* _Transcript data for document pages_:
--------

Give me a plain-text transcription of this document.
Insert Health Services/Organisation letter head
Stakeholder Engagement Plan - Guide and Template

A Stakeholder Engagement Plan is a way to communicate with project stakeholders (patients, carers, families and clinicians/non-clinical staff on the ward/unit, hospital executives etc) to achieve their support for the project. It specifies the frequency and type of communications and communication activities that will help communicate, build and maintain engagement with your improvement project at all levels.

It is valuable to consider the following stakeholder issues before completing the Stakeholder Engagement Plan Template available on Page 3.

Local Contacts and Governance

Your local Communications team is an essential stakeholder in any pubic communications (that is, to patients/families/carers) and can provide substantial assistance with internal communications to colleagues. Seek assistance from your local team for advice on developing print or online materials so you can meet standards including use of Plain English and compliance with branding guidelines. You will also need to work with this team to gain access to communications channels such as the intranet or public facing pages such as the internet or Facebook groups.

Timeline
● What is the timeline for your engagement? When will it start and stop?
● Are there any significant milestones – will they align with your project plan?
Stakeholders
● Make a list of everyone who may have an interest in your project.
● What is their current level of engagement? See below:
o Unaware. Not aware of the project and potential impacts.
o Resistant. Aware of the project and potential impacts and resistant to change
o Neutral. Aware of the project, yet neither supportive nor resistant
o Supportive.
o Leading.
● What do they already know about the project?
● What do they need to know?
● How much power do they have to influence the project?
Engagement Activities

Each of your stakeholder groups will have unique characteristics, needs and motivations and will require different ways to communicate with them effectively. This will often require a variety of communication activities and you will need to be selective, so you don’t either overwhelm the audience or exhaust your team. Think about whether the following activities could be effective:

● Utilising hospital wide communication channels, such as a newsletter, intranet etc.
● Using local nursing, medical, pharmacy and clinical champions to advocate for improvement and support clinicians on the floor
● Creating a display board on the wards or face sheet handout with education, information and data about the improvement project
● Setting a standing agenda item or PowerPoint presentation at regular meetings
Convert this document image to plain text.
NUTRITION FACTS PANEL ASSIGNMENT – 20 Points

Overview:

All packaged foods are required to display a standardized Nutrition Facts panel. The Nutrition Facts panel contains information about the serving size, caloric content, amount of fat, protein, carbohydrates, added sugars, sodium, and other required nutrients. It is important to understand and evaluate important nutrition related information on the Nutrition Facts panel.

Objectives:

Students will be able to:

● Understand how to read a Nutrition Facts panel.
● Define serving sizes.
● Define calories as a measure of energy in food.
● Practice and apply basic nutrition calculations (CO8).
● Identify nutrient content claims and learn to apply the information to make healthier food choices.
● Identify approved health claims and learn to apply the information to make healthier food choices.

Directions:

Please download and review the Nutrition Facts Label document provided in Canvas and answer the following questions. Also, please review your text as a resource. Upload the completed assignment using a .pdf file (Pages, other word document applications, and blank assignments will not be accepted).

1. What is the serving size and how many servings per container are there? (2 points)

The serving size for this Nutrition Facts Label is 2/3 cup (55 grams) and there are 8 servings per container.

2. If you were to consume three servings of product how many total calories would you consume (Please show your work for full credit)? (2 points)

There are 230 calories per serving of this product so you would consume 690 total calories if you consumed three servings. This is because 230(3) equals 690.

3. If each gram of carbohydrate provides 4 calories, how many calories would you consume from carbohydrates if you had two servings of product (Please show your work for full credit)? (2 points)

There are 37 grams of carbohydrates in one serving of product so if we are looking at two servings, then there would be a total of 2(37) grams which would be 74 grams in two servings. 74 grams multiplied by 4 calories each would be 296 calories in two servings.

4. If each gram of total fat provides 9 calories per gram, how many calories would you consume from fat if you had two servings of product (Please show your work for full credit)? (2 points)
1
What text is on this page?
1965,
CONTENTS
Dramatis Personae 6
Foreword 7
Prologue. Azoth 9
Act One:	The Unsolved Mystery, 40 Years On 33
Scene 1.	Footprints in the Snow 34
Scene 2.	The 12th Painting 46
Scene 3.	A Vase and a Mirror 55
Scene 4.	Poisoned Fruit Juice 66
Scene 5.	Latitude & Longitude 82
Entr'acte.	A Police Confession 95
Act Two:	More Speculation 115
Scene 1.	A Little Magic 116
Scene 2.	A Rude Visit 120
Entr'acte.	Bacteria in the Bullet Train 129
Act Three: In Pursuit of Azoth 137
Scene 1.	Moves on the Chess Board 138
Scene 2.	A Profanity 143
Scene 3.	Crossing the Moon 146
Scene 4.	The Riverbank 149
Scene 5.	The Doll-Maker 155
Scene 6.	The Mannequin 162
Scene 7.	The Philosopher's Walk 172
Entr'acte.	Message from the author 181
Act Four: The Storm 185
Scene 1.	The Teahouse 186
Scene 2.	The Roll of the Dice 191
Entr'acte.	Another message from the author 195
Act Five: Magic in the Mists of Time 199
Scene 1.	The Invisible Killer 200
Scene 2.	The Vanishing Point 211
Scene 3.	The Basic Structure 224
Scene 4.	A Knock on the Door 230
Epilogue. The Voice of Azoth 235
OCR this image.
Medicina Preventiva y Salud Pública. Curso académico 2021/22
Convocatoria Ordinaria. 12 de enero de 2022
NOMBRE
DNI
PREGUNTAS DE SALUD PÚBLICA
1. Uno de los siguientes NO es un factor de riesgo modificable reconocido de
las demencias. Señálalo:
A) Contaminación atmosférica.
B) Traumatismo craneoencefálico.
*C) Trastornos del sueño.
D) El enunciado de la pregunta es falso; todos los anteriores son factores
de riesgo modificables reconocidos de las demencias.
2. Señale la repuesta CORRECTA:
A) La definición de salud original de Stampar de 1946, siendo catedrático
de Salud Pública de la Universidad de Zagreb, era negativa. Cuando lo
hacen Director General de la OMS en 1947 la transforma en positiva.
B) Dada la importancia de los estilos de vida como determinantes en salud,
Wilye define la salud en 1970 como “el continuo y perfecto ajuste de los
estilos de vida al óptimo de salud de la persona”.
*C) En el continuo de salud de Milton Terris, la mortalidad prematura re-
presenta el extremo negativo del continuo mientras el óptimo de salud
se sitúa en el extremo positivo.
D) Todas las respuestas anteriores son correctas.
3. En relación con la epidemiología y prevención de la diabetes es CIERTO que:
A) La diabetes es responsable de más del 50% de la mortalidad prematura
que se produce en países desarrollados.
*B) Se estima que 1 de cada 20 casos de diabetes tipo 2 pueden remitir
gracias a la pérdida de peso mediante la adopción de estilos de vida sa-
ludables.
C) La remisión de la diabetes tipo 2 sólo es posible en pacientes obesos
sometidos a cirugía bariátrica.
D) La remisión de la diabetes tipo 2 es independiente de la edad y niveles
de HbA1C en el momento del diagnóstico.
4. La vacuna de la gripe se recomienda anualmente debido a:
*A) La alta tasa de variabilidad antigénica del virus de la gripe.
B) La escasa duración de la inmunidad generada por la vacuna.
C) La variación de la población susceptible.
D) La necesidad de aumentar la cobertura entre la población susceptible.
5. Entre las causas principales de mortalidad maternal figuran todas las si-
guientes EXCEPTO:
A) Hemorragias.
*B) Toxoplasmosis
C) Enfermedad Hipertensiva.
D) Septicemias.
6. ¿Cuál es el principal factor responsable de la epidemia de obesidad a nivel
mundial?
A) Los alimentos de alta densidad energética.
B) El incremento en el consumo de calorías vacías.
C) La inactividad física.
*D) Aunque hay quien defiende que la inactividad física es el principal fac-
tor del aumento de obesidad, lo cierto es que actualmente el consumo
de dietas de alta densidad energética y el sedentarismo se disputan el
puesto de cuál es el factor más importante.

--------

* _Description of the task_: Review the entries above and return every line where "carbohydrates" appears.

* _Reply to the exercise_:
All packaged foods are required to display a standardized Nutrition Facts panel. The Nutrition Facts panel contains information about the serving size, caloric content, amount of fat, protein, carbohydrates, added sugars, sodium, and other required nutrients. It is important to understand and evaluate important nutrition related information on the Nutrition Facts panel.
3. If each gram of carbohydrate provides 4 calories, how many calories would you consume from carbohydrates if you had two servings of product (Please show your work for full credit)? (2 points)
There are 37 grams of carbohydrates in one serving of product so if we are looking at two servings, then there would be a total of 2(37) grams which would be 74 grams in two servings. 74 grams multiplied by 4 calories each would be 296 calories in two servings.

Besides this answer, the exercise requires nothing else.